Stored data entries

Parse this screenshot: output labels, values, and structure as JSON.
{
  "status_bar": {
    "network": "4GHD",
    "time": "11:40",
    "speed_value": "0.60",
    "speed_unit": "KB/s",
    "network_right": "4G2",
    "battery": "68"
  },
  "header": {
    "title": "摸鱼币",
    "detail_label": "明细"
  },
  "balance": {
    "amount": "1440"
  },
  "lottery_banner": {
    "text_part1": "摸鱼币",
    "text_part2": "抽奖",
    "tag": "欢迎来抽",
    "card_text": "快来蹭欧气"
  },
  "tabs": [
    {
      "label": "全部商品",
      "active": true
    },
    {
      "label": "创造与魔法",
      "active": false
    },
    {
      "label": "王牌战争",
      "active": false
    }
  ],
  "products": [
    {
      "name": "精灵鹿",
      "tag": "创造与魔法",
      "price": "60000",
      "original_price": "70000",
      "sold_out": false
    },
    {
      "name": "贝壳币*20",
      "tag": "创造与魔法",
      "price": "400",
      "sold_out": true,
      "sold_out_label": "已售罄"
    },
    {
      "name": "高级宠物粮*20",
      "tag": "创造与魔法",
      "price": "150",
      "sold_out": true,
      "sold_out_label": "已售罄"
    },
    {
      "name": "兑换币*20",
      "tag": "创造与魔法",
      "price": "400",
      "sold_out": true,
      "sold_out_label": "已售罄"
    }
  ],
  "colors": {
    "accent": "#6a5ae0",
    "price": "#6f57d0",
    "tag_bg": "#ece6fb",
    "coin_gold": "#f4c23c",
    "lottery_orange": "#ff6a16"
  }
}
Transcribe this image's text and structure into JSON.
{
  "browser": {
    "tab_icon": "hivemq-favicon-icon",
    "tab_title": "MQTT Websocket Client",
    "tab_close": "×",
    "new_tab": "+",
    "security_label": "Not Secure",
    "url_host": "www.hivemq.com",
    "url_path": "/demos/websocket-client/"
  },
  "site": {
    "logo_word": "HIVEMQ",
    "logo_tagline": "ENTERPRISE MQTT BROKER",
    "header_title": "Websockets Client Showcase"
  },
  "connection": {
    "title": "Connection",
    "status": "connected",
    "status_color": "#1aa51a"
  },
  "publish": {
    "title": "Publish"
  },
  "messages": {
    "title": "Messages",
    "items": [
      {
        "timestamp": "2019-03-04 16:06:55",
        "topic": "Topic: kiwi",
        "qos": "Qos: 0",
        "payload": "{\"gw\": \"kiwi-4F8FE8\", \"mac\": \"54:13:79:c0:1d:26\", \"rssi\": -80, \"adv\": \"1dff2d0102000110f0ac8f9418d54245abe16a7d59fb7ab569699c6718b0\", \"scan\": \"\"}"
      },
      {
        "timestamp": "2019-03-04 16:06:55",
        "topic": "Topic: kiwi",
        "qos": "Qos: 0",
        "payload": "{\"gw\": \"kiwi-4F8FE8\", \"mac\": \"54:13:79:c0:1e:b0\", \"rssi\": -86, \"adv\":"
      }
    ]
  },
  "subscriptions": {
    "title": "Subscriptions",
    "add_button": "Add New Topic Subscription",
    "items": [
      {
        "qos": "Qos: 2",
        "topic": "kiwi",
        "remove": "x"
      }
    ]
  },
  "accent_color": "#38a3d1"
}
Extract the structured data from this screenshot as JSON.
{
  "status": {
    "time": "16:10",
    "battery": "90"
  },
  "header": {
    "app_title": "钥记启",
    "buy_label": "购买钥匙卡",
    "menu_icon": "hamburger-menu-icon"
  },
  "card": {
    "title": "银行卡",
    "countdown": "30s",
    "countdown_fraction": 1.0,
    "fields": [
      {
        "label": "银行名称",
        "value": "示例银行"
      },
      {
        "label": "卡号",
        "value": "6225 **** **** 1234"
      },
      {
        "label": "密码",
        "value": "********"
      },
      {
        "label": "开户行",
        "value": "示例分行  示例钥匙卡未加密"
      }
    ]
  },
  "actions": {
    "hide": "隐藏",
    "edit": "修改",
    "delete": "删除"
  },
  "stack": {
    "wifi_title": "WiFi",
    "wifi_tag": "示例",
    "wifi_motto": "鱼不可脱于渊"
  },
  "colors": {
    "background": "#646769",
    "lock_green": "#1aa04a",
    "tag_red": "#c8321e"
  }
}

Exercise: Print the records above exactly as they appear.

Task response:
Parse this screenshot: output labels, values, and structure as JSON.
{
  "status_bar": {
    "network": "4GHD",
    "time": "11:40",
    "speed_value": "0.60",
    "speed_unit": "KB/s",
    "network_right": "4G2",
    "battery": "68"
  },
  "header": {
    "title": "摸鱼币",
    "detail_label": "明细"
  },
  "balance": {
    "amount": "1440"
  },
  "lottery_banner": {
    "text_part1": "摸鱼币",
    "text_part2": "抽奖",
    "tag": "欢迎来抽",
    "card_text": "快来蹭欧气"
  },
  "tabs": [
    {
      "label": "全部商品",
      "active": true
    },
    {
      "label": "创造与魔法",
      "active": false
    },
    {
      "label": "王牌战争",
      "active": false
    }
  ],
  "products": [
    {
      "name": "精灵鹿",
      "tag": "创造与魔法",
      "price": "60000",
      "original_price": "70000",
      "sold_out": false
    },
    {
      "name": "贝壳币*20",
      "tag": "创造与魔法",
      "price": "400",
      "sold_out": true,
      "sold_out_label": "已售罄"
    },
    {
      "name": "高级宠物粮*20",
      "tag": "创造与魔法",
      "price": "150",
      "sold_out": true,
      "sold_out_label": "已售罄"
    },
    {
      "name": "兑换币*20",
      "tag": "创造与魔法",
      "price": "400",
      "sold_out": true,
      "sold_out_label": "已售罄"
    }
  ],
  "colors": {
    "accent": "#6a5ae0",
    "price": "#6f57d0",
    "tag_bg": "#ece6fb",
    "coin_gold": "#f4c23c",
    "lottery_orange": "#ff6a16"
  }
}
Transcribe this image's text and structure into JSON.
{
  "browser": {
    "tab_icon": "hivemq-favicon-icon",
    "tab_title": "MQTT Websocket Client",
    "tab_close": "×",
    "new_tab": "+",
    "security_label": "Not Secure",
    "url_host": "www.hivemq.com",
    "url_path": "/demos/websocket-client/"
  },
  "site": {
    "logo_word": "HIVEMQ",
    "logo_tagline": "ENTERPRISE MQTT BROKER",
    "header_title": "Websockets Client Showcase"
  },
  "connection": {
    "title": "Connection",
    "status": "connected",
    "status_color": "#1aa51a"
  },
  "publish": {
    "title": "Publish"
  },
  "messages": {
    "title": "Messages",
    "items": [
      {
        "timestamp": "2019-03-04 16:06:55",
        "topic": "Topic: kiwi",
        "qos": "Qos: 0",
        "payload": "{\"gw\": \"kiwi-4F8FE8\", \"mac\": \"54:13:79:c0:1d:26\", \"rssi\": -80, \"adv\": \"1dff2d0102000110f0ac8f9418d54245abe16a7d59fb7ab569699c6718b0\", \"scan\": \"\"}"
      },
      {
        "timestamp": "2019-03-04 16:06:55",
        "topic": "Topic: kiwi",
        "qos": "Qos: 0",
        "payload": "{\"gw\": \"kiwi-4F8FE8\", \"mac\": \"54:13:79:c0:1e:b0\", \"rssi\": -86, \"adv\":"
      }
    ]
  },
  "subscriptions": {
    "title": "Subscriptions",
    "add_button": "Add New Topic Subscription",
    "items": [
      {
        "qos": "Qos: 2",
        "topic": "kiwi",
        "remove": "x"
      }
    ]
  },
  "accent_color": "#38a3d1"
}
Extract the structured data from this screenshot as JSON.
{
  "status": {
    "time": "16:10",
    "battery": "90"
  },
  "header": {
    "app_title": "钥记启",
    "buy_label": "购买钥匙卡",
    "menu_icon": "hamburger-menu-icon"
  },
  "card": {
    "title": "银行卡",
    "countdown": "30s",
    "countdown_fraction": 1.0,
    "fields": [
      {
        "label": "银行名称",
        "value": "示例银行"
      },
      {
        "label": "卡号",
        "value": "6225 **** **** 1234"
      },
      {
        "label": "密码",
        "value": "********"
      },
      {
        "label": "开户行",
        "value": "示例分行  示例钥匙卡未加密"
      }
    ]
  },
  "actions": {
    "hide": "隐藏",
    "edit": "修改",
    "delete": "删除"
  },
  "stack": {
    "wifi_title": "WiFi",
    "wifi_tag": "示例",
    "wifi_motto": "鱼不可脱于渊"
  },
  "colors": {
    "background": "#646769",
    "lock_green": "#1aa04a",
    "tag_red": "#c8321e"
  }
}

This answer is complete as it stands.